------ EXERCISE INPUT ------
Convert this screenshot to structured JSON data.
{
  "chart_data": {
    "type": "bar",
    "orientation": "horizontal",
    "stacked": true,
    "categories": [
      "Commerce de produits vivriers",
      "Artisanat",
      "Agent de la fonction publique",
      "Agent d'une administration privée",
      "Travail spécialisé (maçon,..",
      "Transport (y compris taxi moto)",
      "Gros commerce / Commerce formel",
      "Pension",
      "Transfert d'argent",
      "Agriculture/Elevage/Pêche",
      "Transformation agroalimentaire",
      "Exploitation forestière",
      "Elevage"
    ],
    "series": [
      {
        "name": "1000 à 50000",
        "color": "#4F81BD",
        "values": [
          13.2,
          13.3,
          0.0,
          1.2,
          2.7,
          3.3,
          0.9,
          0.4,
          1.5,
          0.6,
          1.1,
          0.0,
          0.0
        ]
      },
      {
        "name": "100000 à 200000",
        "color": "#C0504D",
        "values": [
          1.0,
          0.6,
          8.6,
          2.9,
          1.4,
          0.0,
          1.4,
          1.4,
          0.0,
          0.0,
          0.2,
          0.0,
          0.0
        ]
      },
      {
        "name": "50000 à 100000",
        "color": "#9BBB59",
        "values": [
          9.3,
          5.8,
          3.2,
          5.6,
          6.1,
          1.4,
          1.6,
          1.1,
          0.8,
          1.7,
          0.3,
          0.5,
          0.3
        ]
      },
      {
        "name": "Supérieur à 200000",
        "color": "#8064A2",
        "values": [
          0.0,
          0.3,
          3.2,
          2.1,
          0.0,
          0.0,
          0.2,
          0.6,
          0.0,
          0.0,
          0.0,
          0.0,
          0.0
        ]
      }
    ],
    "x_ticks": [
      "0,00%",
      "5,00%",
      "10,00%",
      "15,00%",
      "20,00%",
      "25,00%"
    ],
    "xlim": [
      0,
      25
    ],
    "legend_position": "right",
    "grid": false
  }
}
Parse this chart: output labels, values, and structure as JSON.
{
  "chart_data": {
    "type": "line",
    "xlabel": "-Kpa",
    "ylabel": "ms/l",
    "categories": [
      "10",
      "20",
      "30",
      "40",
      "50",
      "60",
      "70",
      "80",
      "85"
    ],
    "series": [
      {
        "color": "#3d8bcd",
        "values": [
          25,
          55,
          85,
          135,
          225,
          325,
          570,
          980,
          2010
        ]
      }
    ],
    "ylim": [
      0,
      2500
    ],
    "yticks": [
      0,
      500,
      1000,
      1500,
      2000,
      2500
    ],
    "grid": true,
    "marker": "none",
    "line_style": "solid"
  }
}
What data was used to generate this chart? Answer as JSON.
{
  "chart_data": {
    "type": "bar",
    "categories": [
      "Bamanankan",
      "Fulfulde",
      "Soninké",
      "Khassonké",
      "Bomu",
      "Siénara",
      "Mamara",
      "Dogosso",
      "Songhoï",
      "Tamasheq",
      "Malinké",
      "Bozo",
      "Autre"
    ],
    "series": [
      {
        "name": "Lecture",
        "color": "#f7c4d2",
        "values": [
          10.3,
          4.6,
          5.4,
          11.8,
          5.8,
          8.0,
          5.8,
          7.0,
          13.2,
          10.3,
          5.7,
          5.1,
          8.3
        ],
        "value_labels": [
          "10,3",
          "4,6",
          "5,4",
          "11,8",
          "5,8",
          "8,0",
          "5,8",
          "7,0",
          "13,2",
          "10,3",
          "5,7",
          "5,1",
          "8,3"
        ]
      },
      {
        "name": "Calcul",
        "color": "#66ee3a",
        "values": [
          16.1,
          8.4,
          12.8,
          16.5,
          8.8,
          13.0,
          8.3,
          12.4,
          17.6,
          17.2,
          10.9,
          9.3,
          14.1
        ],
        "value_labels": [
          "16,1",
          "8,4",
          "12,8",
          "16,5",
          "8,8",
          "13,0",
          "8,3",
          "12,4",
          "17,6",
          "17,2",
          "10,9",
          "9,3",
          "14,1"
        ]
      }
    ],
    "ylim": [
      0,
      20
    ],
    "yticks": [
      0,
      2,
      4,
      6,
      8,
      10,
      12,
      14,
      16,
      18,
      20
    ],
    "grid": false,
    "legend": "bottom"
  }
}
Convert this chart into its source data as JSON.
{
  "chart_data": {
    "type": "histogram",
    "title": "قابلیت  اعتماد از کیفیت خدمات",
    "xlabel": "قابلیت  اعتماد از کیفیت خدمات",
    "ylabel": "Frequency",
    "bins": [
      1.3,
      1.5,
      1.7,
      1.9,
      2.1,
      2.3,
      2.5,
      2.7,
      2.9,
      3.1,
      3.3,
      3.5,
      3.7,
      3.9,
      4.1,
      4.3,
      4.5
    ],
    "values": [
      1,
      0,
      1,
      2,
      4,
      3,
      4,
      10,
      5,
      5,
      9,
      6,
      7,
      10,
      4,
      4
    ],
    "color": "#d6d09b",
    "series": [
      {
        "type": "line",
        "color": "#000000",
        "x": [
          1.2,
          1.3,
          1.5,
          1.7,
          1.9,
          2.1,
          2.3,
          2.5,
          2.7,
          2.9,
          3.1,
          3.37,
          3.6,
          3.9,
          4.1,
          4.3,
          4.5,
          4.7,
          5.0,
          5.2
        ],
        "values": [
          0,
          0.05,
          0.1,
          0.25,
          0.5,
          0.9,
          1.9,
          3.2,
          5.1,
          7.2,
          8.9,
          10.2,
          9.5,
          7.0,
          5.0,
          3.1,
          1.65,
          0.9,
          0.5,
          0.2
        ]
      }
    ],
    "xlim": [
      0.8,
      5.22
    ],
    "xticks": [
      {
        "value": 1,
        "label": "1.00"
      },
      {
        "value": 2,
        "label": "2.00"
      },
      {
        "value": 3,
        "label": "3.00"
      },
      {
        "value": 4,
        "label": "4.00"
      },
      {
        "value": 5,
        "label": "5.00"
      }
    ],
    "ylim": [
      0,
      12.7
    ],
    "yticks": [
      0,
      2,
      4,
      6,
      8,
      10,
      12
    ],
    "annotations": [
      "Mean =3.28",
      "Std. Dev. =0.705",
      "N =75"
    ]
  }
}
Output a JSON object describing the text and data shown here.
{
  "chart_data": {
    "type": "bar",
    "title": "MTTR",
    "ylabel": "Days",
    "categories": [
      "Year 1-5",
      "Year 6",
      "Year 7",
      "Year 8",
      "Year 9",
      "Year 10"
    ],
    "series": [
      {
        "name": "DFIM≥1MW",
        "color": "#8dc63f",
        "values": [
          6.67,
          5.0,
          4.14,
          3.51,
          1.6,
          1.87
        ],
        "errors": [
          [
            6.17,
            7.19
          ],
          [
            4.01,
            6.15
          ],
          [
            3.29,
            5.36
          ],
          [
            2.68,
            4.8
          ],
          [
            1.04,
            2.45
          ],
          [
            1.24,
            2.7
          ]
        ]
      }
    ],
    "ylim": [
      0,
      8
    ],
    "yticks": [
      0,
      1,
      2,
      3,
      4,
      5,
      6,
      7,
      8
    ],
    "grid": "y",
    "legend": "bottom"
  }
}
------
• [EXERCISE REQUIREMENTS] Which lines contain "اعتماد"? Show each of them.

• [RESPONSE TO THE EXERCISE]
    "title": "قابلیت  اعتماد از کیفیت خدمات",
    "xlabel": "قابلیت  اعتماد از کیفیت خدمات",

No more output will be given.